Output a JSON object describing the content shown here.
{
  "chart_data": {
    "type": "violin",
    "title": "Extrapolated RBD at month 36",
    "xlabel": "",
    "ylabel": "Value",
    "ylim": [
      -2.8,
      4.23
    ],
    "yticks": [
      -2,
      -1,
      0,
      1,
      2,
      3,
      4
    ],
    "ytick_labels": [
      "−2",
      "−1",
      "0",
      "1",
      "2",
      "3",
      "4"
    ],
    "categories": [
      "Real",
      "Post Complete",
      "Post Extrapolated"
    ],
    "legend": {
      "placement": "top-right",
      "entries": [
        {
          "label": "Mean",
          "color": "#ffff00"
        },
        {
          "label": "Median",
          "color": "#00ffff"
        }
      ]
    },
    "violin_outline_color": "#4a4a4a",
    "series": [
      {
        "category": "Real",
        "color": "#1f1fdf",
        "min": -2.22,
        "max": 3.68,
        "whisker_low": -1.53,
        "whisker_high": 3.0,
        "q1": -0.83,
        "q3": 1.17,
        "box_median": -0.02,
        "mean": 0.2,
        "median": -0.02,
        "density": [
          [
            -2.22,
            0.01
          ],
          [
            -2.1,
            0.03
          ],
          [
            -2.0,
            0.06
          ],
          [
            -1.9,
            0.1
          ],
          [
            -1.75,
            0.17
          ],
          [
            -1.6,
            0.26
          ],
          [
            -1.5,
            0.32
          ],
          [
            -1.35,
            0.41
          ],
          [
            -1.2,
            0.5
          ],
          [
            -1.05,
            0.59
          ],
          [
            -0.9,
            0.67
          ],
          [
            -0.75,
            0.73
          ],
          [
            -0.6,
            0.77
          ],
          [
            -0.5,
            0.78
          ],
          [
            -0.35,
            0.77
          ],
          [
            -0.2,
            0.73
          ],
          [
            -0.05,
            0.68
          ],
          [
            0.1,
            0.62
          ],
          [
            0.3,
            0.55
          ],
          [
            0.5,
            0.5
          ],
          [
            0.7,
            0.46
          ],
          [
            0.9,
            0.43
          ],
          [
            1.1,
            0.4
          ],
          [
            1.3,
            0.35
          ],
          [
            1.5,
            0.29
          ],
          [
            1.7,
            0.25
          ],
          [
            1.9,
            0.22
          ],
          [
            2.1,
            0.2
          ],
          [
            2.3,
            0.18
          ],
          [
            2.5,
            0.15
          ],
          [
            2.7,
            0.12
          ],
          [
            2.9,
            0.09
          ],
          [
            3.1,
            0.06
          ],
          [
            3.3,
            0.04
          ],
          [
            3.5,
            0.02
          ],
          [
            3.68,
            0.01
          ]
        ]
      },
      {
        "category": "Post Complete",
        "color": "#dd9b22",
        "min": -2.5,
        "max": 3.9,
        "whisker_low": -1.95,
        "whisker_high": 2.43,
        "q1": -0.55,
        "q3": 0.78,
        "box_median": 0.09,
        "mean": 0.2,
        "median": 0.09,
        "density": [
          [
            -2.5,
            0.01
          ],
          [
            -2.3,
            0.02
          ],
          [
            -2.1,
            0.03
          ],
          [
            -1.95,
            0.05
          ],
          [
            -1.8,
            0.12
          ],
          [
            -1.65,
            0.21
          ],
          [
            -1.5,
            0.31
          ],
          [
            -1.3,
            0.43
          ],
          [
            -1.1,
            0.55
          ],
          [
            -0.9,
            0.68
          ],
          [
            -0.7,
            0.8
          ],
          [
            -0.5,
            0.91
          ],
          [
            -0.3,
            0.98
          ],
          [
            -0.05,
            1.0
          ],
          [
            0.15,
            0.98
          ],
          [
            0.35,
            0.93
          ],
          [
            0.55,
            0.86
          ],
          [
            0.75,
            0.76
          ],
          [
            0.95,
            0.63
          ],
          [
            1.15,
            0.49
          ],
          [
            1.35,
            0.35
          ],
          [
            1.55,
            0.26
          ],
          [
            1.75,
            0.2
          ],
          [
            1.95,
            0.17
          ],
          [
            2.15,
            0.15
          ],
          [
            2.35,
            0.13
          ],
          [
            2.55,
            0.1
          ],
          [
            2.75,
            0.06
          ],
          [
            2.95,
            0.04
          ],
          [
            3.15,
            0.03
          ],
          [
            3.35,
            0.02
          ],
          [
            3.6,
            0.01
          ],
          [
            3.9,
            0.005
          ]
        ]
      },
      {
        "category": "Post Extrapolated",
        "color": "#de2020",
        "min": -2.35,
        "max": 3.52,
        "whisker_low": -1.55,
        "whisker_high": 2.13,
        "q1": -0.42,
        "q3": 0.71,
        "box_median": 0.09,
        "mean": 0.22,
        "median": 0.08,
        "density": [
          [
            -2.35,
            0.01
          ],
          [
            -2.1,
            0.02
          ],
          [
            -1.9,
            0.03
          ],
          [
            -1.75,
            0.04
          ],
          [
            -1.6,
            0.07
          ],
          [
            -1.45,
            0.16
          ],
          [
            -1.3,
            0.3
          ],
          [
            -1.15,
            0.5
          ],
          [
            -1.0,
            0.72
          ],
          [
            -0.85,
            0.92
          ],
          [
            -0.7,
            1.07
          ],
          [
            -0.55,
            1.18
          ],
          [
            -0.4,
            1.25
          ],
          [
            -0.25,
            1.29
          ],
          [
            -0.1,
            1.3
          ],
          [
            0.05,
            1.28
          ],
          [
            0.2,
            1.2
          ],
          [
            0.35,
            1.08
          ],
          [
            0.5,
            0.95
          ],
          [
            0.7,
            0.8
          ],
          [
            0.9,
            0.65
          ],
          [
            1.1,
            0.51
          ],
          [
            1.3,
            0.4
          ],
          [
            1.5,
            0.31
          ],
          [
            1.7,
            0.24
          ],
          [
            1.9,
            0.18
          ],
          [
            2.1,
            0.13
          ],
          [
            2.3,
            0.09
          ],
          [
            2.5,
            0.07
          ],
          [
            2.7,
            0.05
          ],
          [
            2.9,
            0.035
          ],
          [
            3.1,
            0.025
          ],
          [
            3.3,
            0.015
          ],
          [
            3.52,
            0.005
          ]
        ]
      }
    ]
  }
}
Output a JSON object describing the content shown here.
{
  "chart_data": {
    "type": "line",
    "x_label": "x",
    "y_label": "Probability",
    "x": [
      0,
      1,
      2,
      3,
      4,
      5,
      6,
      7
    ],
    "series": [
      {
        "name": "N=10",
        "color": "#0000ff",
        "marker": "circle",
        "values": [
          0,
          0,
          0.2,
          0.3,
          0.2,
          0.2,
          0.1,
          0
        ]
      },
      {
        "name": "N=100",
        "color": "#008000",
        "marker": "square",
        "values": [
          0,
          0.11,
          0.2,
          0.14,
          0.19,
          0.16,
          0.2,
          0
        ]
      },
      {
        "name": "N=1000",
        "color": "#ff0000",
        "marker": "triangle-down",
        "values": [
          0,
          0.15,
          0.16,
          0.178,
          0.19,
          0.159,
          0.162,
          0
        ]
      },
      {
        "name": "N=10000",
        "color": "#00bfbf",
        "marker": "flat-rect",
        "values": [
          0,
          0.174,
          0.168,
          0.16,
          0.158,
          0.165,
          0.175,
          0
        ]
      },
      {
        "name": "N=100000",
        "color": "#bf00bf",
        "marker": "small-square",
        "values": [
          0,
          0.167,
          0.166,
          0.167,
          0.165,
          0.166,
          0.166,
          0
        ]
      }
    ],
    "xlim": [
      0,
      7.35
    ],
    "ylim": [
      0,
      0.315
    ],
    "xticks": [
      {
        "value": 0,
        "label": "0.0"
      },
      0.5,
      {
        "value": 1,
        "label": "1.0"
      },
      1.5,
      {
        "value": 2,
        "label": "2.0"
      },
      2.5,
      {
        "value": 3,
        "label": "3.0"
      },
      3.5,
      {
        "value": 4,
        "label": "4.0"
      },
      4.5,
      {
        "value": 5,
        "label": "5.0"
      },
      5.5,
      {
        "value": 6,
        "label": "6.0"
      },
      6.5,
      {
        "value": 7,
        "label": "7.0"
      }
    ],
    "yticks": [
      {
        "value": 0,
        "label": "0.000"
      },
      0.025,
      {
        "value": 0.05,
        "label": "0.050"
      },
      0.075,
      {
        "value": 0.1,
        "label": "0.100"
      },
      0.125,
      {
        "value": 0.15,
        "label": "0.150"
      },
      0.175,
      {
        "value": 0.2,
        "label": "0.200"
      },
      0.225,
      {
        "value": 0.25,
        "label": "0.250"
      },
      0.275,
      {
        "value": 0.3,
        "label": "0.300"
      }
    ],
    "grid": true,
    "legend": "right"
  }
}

- - - -

## Stated exercise
Extract all lines that hold the word "name".

## Solution to this problem
        "name": "N=10",
        "name": "N=100",
        "name": "N=1000",
        "name": "N=10000",
        "name": "N=100000",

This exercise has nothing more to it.